■ WHAT THE TASK ASKS ■
Leaving out the pictures, transcribe all of the records faithfully.

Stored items
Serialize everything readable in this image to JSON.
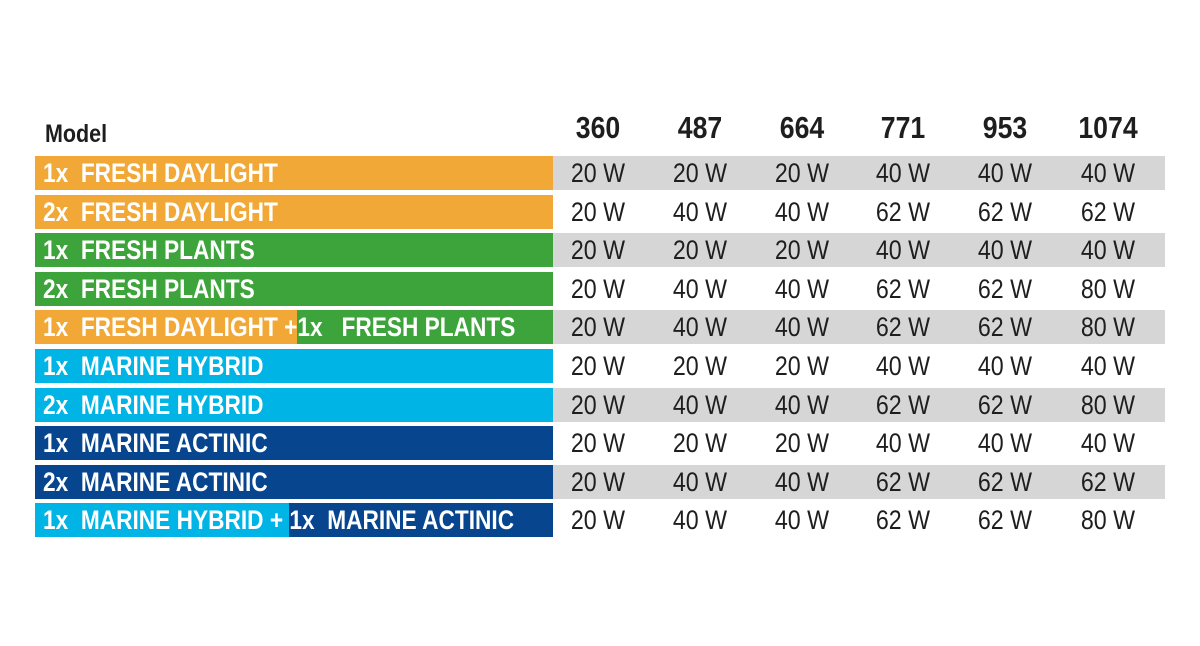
{
  "header": {
    "model_label": "Model",
    "columns": [
      "360",
      "487",
      "664",
      "771",
      "953",
      "1074"
    ]
  },
  "colors": {
    "fresh_daylight": "#f1a837",
    "fresh_plants": "#3ca43a",
    "marine_hybrid": "#00b4e6",
    "marine_actinic": "#08458f",
    "row_shade": "#d6d6d7"
  },
  "rows": [
    {
      "label": "1x  FRESH DAYLIGHT",
      "values": [
        "20 W",
        "20 W",
        "20 W",
        "40 W",
        "40 W",
        "40 W"
      ]
    },
    {
      "label": "2x  FRESH DAYLIGHT",
      "values": [
        "20 W",
        "40 W",
        "40 W",
        "62 W",
        "62 W",
        "62 W"
      ]
    },
    {
      "label": "1x  FRESH PLANTS",
      "values": [
        "20 W",
        "20 W",
        "20 W",
        "40 W",
        "40 W",
        "40 W"
      ]
    },
    {
      "label": "2x  FRESH PLANTS",
      "values": [
        "20 W",
        "40 W",
        "40 W",
        "62 W",
        "62 W",
        "80 W"
      ]
    },
    {
      "label_a": "1x  FRESH DAYLIGHT +",
      "label_b": "1x   FRESH PLANTS",
      "values": [
        "20 W",
        "40 W",
        "40 W",
        "62 W",
        "62 W",
        "80 W"
      ]
    },
    {
      "label": "1x  MARINE HYBRID",
      "values": [
        "20 W",
        "20 W",
        "20 W",
        "40 W",
        "40 W",
        "40 W"
      ]
    },
    {
      "label": "2x  MARINE HYBRID",
      "values": [
        "20 W",
        "40 W",
        "40 W",
        "62 W",
        "62 W",
        "80 W"
      ]
    },
    {
      "label": "1x  MARINE ACTINIC",
      "values": [
        "20 W",
        "20 W",
        "20 W",
        "40 W",
        "40 W",
        "40 W"
      ]
    },
    {
      "label": "2x  MARINE ACTINIC",
      "values": [
        "20 W",
        "40 W",
        "40 W",
        "62 W",
        "62 W",
        "62 W"
      ]
    },
    {
      "label_a": "1x  MARINE HYBRID +",
      "label_b": " 1x  MARINE ACTINIC",
      "values": [
        "20 W",
        "40 W",
        "40 W",
        "62 W",
        "62 W",
        "80 W"
      ]
    }
  ]
}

■ RESULT ■
Serialize everything readable in this image to JSON.
{
  "header": {
    "model_label": "Model",
    "columns": [
      "360",
      "487",
      "664",
      "771",
      "953",
      "1074"
    ]
  },
  "colors": {
    "fresh_daylight": "#f1a837",
    "fresh_plants": "#3ca43a",
    "marine_hybrid": "#00b4e6",
    "marine_actinic": "#08458f",
    "row_shade": "#d6d6d7"
  },
  "rows": [
    {
      "label": "1x  FRESH DAYLIGHT",
      "values": [
        "20 W",
        "20 W",
        "20 W",
        "40 W",
        "40 W",
        "40 W"
      ]
    },
    {
      "label": "2x  FRESH DAYLIGHT",
      "values": [
        "20 W",
        "40 W",
        "40 W",
        "62 W",
        "62 W",
        "62 W"
      ]
    },
    {
      "label": "1x  FRESH PLANTS",
      "values": [
        "20 W",
        "20 W",
        "20 W",
        "40 W",
        "40 W",
        "40 W"
      ]
    },
    {
      "label": "2x  FRESH PLANTS",
      "values": [
        "20 W",
        "40 W",
        "40 W",
        "62 W",
        "62 W",
        "80 W"
      ]
    },
    {
      "label_a": "1x  FRESH DAYLIGHT +",
      "label_b": "1x   FRESH PLANTS",
      "values": [
        "20 W",
        "40 W",
        "40 W",
        "62 W",
        "62 W",
        "80 W"
      ]
    },
    {
      "label": "1x  MARINE HYBRID",
      "values": [
        "20 W",
        "20 W",
        "20 W",
        "40 W",
        "40 W",
        "40 W"
      ]
    },
    {
      "label": "2x  MARINE HYBRID",
      "values": [
        "20 W",
        "40 W",
        "40 W",
        "62 W",
        "62 W",
        "80 W"
      ]
    },
    {
      "label": "1x  MARINE ACTINIC",
      "values": [
        "20 W",
        "20 W",
        "20 W",
        "40 W",
        "40 W",
        "40 W"
      ]
    },
    {
      "label": "2x  MARINE ACTINIC",
      "values": [
        "20 W",
        "40 W",
        "40 W",
        "62 W",
        "62 W",
        "62 W"
      ]
    },
    {
      "label_a": "1x  MARINE HYBRID +",
      "label_b": " 1x  MARINE ACTINIC",
      "values": [
        "20 W",
        "40 W",
        "40 W",
        "62 W",
        "62 W",
        "80 W"
      ]
    }
  ]
}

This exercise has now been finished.